What to produce. In the material below, find all lines with the string "Další" and copy them.

Listing.

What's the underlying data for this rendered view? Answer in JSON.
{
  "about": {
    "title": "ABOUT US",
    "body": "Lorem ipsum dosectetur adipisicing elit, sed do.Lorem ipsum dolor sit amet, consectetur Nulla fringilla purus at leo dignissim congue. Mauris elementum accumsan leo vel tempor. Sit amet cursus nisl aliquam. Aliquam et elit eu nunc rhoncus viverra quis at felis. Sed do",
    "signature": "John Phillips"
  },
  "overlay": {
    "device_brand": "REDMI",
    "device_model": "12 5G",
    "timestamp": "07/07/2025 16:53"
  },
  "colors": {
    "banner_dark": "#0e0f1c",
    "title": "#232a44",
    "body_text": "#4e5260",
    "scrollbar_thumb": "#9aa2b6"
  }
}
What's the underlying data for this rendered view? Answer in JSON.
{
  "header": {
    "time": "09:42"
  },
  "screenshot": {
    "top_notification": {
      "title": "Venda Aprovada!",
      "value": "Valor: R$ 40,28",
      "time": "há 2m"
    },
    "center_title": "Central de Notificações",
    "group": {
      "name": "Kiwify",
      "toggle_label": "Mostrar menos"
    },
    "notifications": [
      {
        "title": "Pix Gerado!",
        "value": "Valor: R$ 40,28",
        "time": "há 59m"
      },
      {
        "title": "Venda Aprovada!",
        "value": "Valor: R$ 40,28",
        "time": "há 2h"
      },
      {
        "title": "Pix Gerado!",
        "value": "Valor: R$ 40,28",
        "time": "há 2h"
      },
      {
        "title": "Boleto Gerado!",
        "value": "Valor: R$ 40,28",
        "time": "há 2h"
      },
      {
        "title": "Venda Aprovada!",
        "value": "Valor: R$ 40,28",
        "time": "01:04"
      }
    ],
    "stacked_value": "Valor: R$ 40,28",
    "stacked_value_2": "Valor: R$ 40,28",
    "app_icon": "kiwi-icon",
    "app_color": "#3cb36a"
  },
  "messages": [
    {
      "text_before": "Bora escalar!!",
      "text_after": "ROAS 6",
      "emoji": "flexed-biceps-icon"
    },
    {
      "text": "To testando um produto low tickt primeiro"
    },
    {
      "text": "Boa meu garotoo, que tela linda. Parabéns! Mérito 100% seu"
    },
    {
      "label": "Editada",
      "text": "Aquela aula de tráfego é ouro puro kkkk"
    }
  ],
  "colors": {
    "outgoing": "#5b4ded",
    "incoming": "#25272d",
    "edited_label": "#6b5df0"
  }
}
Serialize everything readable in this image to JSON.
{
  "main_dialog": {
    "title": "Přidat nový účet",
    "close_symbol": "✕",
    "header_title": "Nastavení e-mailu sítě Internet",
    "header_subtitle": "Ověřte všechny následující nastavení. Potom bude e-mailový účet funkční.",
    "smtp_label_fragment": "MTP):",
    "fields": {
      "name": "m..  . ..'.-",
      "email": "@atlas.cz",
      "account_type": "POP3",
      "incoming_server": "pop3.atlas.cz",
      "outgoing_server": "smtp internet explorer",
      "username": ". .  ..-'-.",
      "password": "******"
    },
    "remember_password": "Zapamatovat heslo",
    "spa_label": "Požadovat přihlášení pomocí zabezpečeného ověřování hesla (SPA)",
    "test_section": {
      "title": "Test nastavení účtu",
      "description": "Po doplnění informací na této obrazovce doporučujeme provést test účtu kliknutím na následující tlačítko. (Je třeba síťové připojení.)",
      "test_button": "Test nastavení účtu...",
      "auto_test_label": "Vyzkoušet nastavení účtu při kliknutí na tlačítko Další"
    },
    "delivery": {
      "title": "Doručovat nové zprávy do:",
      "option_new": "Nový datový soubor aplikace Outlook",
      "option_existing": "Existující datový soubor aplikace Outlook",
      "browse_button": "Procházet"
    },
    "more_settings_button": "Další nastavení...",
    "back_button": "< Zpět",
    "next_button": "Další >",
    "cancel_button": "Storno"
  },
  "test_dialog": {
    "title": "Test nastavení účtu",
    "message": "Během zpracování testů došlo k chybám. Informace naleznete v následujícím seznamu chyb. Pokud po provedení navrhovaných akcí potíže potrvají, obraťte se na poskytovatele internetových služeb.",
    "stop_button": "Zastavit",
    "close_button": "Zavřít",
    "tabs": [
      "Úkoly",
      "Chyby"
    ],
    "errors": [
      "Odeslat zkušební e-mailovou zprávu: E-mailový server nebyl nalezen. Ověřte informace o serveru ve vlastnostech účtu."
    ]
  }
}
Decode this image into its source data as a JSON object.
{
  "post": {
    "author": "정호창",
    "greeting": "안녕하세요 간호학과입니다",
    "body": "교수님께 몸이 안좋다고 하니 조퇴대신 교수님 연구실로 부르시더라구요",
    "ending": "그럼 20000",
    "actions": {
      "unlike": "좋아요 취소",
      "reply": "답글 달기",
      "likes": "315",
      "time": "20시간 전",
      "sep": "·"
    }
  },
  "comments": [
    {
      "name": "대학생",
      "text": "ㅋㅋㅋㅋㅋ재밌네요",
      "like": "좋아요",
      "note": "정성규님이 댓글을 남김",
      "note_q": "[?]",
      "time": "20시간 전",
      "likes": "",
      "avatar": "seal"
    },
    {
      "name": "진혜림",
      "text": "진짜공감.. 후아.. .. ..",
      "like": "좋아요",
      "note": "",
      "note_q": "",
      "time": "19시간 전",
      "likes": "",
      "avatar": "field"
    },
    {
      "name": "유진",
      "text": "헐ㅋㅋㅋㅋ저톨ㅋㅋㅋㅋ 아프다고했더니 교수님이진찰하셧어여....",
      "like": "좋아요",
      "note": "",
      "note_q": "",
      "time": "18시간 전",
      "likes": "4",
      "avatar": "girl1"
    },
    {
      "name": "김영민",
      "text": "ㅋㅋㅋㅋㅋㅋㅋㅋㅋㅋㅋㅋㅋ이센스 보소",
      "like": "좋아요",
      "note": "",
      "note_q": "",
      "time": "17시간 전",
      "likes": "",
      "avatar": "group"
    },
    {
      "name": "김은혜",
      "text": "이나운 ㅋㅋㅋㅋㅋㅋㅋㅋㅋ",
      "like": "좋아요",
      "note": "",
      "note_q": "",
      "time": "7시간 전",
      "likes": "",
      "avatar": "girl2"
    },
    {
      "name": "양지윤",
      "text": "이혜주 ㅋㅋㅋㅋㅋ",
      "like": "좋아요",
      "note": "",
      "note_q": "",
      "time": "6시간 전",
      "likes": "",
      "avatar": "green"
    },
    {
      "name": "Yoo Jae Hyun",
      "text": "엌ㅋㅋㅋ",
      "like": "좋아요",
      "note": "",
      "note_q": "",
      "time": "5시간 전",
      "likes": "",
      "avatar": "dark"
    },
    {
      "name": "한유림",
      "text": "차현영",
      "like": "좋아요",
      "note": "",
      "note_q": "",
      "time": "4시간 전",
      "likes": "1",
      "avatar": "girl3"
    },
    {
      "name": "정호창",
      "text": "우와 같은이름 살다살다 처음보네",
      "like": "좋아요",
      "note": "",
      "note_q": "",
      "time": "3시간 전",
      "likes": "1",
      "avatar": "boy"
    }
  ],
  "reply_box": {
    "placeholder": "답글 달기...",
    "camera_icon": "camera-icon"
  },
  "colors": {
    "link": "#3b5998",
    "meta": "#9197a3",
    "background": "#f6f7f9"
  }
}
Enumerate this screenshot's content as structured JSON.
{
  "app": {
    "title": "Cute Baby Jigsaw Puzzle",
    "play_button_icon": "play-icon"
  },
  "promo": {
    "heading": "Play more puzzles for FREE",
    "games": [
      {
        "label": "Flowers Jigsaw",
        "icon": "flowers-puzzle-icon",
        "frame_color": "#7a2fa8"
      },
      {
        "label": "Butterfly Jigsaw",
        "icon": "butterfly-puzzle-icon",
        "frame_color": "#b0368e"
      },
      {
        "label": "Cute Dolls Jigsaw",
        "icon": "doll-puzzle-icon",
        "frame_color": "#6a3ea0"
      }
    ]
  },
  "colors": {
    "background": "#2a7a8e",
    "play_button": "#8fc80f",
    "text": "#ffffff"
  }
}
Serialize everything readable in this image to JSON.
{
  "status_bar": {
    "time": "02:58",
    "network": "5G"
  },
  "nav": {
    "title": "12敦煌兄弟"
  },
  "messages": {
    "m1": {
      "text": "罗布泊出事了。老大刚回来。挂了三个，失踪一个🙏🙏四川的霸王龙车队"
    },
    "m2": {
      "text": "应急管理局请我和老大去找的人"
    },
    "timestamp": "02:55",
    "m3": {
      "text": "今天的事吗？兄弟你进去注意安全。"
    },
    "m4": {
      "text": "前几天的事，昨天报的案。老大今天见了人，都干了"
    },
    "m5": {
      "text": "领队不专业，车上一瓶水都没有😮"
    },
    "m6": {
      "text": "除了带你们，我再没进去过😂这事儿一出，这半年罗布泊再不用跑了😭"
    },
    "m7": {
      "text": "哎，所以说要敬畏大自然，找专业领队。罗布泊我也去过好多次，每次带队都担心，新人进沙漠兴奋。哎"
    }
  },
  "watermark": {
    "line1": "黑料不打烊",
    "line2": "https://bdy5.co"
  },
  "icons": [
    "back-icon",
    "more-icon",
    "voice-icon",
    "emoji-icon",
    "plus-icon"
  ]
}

Full output.
      "auto_test_label": "Vyzkoušet nastavení účtu při kliknutí na tlačítko Další"
    "more_settings_button": "Další nastavení...",
    "next_button": "Další >",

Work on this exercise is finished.